**Written instruction**. Each line of the material below that holds the word "Observation" needs to be copied.
_ _ _
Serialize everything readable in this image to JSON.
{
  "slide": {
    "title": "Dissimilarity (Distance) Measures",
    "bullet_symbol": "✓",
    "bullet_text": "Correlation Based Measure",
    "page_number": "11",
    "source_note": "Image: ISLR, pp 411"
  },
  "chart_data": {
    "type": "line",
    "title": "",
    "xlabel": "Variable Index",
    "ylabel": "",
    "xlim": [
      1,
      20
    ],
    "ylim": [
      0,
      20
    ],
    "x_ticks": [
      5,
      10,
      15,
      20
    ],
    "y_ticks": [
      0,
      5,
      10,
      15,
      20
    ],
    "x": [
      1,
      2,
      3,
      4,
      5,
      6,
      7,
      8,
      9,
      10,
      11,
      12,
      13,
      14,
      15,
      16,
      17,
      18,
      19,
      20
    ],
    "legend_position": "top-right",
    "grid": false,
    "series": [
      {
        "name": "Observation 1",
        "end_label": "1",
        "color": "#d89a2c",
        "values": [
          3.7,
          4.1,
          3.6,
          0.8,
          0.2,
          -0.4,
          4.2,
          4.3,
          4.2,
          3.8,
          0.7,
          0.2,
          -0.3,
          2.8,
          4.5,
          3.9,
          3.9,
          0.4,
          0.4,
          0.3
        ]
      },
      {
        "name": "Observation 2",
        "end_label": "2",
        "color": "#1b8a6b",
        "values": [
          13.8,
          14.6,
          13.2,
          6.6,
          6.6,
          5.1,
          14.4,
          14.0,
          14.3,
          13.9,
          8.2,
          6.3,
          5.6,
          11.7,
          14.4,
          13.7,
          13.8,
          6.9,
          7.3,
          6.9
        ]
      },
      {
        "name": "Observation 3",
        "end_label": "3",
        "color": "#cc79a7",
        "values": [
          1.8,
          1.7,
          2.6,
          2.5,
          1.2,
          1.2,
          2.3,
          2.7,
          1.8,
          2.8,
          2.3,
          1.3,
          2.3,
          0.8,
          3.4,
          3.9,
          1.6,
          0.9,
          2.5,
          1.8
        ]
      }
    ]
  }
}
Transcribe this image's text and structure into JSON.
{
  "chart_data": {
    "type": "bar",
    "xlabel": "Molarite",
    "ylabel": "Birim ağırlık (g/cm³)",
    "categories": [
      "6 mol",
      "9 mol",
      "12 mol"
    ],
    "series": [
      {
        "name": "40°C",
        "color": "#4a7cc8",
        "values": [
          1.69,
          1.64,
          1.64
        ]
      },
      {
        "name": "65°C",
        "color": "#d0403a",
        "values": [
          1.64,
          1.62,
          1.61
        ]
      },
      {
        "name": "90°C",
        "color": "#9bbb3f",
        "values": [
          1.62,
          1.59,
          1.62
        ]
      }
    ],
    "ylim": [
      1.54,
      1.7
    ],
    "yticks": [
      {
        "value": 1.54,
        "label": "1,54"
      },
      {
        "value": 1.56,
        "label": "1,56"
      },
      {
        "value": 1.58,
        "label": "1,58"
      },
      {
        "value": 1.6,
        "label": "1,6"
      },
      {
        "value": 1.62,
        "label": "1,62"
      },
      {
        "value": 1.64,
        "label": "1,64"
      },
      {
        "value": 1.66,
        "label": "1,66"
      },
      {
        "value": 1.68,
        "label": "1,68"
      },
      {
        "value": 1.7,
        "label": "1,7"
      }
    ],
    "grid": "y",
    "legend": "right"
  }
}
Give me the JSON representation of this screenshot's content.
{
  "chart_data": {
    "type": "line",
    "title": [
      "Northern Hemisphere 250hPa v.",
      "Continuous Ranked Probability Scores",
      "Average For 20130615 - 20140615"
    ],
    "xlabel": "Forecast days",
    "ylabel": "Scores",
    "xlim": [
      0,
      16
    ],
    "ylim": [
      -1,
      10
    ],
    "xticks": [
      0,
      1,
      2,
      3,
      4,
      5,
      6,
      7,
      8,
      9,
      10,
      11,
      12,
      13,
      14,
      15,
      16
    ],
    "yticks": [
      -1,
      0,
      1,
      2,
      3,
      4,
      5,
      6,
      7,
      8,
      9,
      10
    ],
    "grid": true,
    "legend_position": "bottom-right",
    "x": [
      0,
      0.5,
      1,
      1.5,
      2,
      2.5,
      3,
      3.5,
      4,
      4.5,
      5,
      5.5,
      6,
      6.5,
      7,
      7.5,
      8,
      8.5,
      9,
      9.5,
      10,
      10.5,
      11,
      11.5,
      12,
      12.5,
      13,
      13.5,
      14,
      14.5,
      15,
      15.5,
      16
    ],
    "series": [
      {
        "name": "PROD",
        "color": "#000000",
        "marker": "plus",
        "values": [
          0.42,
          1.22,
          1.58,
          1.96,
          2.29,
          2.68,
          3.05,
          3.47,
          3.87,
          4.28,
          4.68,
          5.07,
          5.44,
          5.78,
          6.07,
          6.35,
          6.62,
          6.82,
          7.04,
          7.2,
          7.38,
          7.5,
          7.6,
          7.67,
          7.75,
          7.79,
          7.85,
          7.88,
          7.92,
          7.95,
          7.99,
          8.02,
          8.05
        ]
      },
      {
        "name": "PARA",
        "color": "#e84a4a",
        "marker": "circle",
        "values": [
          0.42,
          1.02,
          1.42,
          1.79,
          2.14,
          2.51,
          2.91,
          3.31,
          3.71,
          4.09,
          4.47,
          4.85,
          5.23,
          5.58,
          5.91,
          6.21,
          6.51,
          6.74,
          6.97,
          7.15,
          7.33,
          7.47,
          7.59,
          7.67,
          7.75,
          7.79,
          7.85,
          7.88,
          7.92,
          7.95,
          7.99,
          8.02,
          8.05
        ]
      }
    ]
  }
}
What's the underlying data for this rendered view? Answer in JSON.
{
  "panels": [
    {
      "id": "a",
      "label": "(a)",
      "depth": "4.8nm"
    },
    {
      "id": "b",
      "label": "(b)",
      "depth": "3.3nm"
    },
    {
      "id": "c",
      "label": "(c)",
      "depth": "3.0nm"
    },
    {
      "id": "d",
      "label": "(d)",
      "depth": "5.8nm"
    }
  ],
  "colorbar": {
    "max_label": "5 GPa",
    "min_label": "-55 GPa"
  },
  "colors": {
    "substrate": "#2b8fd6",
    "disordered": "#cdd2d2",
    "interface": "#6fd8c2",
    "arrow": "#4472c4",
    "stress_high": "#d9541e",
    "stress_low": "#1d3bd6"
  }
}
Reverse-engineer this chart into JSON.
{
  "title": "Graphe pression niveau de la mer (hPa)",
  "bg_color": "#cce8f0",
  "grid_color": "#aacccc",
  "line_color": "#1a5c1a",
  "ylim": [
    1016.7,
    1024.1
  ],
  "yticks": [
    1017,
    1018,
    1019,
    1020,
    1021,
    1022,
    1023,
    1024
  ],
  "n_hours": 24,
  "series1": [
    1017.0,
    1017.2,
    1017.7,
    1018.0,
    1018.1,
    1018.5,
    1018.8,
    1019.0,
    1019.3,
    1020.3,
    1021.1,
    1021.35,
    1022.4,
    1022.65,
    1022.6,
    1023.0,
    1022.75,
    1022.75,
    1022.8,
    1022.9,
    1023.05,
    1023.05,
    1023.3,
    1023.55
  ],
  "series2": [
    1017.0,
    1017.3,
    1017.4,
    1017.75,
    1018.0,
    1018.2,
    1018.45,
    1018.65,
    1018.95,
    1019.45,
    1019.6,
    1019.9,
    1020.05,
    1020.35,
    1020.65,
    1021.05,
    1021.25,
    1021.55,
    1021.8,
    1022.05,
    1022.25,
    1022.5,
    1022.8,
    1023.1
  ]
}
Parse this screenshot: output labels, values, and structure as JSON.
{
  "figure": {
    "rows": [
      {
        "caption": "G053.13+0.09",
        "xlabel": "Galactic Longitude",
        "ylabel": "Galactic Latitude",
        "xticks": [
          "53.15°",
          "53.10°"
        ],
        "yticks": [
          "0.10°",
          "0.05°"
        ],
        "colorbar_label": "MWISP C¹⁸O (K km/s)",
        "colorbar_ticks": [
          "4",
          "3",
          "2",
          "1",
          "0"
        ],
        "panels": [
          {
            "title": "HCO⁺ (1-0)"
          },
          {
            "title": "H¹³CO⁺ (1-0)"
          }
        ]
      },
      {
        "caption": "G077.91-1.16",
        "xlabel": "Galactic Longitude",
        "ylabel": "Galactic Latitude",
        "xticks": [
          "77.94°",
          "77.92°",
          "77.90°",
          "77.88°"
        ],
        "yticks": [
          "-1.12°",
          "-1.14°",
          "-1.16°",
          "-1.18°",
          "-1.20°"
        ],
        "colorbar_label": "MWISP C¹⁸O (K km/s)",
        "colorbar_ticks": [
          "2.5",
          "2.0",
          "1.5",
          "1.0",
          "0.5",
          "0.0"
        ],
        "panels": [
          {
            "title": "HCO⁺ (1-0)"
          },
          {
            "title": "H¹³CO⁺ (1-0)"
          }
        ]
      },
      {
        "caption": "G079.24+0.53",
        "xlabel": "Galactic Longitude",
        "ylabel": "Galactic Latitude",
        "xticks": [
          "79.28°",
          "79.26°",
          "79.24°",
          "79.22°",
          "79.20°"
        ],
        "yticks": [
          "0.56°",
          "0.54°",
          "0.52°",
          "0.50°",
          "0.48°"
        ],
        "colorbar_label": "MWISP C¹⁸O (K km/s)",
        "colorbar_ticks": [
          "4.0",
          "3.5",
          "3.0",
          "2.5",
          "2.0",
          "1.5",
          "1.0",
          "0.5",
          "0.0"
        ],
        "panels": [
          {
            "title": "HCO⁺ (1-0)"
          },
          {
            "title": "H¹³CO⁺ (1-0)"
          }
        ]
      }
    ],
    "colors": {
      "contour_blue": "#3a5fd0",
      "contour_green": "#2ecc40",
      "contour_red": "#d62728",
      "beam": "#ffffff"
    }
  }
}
_ _ _
**Solution**.
        "name": "Observation 1",
        "name": "Observation 2",
        "name": "Observation 3",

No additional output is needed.